(Stored listing)
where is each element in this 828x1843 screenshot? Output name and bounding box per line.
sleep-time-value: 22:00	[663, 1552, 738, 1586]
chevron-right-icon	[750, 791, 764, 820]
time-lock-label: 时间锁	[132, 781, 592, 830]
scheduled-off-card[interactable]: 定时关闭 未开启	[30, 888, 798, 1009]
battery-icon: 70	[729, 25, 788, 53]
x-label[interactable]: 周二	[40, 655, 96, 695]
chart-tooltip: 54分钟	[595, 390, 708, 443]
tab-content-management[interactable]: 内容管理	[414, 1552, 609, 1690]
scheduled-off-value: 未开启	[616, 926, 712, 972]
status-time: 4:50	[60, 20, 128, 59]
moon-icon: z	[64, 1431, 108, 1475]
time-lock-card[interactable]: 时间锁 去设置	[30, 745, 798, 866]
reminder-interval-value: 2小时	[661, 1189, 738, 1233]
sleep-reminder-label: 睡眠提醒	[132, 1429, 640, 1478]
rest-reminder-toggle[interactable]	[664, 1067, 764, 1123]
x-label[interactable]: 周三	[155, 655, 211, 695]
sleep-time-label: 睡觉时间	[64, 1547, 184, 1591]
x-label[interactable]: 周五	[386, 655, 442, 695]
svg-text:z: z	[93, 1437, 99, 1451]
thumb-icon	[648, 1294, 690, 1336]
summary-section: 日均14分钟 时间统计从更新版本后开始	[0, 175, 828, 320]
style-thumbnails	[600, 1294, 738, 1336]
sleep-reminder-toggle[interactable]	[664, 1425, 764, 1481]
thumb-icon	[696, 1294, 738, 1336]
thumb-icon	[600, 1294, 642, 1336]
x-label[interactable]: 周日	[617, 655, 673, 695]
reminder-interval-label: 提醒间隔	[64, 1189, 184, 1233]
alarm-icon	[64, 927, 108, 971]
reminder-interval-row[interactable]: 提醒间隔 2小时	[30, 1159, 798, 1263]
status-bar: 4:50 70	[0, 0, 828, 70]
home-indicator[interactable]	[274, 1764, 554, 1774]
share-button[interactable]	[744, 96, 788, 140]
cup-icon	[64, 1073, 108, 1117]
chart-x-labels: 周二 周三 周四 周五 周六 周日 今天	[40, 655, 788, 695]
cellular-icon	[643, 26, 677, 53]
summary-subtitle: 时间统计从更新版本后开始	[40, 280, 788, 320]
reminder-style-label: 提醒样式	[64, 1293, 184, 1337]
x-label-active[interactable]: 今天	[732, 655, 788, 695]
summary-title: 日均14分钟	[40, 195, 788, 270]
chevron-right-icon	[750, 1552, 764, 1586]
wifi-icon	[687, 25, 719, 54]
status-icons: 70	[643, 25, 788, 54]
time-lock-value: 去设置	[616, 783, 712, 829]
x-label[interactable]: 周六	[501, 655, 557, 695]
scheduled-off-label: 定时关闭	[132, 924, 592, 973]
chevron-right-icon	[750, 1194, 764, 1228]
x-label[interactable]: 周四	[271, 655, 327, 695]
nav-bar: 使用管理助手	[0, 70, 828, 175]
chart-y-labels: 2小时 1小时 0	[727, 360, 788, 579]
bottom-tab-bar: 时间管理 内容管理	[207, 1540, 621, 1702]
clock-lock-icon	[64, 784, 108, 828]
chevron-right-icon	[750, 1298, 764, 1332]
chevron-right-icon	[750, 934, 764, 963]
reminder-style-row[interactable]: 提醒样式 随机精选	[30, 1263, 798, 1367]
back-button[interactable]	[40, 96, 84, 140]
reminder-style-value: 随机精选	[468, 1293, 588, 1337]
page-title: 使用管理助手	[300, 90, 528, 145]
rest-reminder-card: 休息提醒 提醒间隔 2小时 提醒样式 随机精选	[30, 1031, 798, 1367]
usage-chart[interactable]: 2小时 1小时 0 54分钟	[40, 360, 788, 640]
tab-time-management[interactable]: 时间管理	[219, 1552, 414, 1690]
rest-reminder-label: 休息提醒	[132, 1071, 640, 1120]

» PROBLEM STATEMENT
Reproduce every line of the listing above, character for character, with nothing changed or left out.

» EXERCISE ANSWER
where is each element in this 828x1843 screenshot? Output name and bounding box per line.
sleep-time-value: 22:00	[663, 1552, 738, 1586]
chevron-right-icon	[750, 791, 764, 820]
time-lock-label: 时间锁	[132, 781, 592, 830]
scheduled-off-card[interactable]: 定时关闭 未开启	[30, 888, 798, 1009]
battery-icon: 70	[729, 25, 788, 53]
x-label[interactable]: 周二	[40, 655, 96, 695]
chart-tooltip: 54分钟	[595, 390, 708, 443]
tab-content-management[interactable]: 内容管理	[414, 1552, 609, 1690]
scheduled-off-value: 未开启	[616, 926, 712, 972]
status-time: 4:50	[60, 20, 128, 59]
moon-icon: z	[64, 1431, 108, 1475]
time-lock-card[interactable]: 时间锁 去设置	[30, 745, 798, 866]
reminder-interval-value: 2小时	[661, 1189, 738, 1233]
sleep-reminder-label: 睡眠提醒	[132, 1429, 640, 1478]
rest-reminder-toggle[interactable]	[664, 1067, 764, 1123]
x-label[interactable]: 周三	[155, 655, 211, 695]
sleep-time-label: 睡觉时间	[64, 1547, 184, 1591]
x-label[interactable]: 周五	[386, 655, 442, 695]
svg-text:z: z	[93, 1437, 99, 1451]
thumb-icon	[648, 1294, 690, 1336]
summary-section: 日均14分钟 时间统计从更新版本后开始	[0, 175, 828, 320]
style-thumbnails	[600, 1294, 738, 1336]
sleep-reminder-toggle[interactable]	[664, 1425, 764, 1481]
thumb-icon	[696, 1294, 738, 1336]
thumb-icon	[600, 1294, 642, 1336]
x-label[interactable]: 周日	[617, 655, 673, 695]
reminder-interval-label: 提醒间隔	[64, 1189, 184, 1233]
alarm-icon	[64, 927, 108, 971]
reminder-interval-row[interactable]: 提醒间隔 2小时	[30, 1159, 798, 1263]
status-bar: 4:50 70	[0, 0, 828, 70]
home-indicator[interactable]	[274, 1764, 554, 1774]
share-button[interactable]	[744, 96, 788, 140]
cup-icon	[64, 1073, 108, 1117]
chart-x-labels: 周二 周三 周四 周五 周六 周日 今天	[40, 655, 788, 695]
cellular-icon	[643, 26, 677, 53]
summary-subtitle: 时间统计从更新版本后开始	[40, 280, 788, 320]
reminder-style-label: 提醒样式	[64, 1293, 184, 1337]
x-label-active[interactable]: 今天	[732, 655, 788, 695]
summary-title: 日均14分钟	[40, 195, 788, 270]
chevron-right-icon	[750, 1552, 764, 1586]
wifi-icon	[687, 25, 719, 54]
status-icons: 70	[643, 25, 788, 54]
time-lock-value: 去设置	[616, 783, 712, 829]
x-label[interactable]: 周六	[501, 655, 557, 695]
scheduled-off-label: 定时关闭	[132, 924, 592, 973]
chevron-right-icon	[750, 1194, 764, 1228]
x-label[interactable]: 周四	[271, 655, 327, 695]
nav-bar: 使用管理助手	[0, 70, 828, 175]
chart-y-labels: 2小时 1小时 0	[727, 360, 788, 579]
bottom-tab-bar: 时间管理 内容管理	[207, 1540, 621, 1702]
clock-lock-icon	[64, 784, 108, 828]
chevron-right-icon	[750, 1298, 764, 1332]
chevron-right-icon	[750, 934, 764, 963]
reminder-style-row[interactable]: 提醒样式 随机精选	[30, 1263, 798, 1367]
back-button[interactable]	[40, 96, 84, 140]
reminder-style-value: 随机精选	[468, 1293, 588, 1337]
page-title: 使用管理助手	[300, 90, 528, 145]
rest-reminder-card: 休息提醒 提醒间隔 2小时 提醒样式 随机精选	[30, 1031, 798, 1367]
usage-chart[interactable]: 2小时 1小时 0 54分钟	[40, 360, 788, 640]
tab-time-management[interactable]: 时间管理	[219, 1552, 414, 1690]
rest-reminder-label: 休息提醒	[132, 1071, 640, 1120]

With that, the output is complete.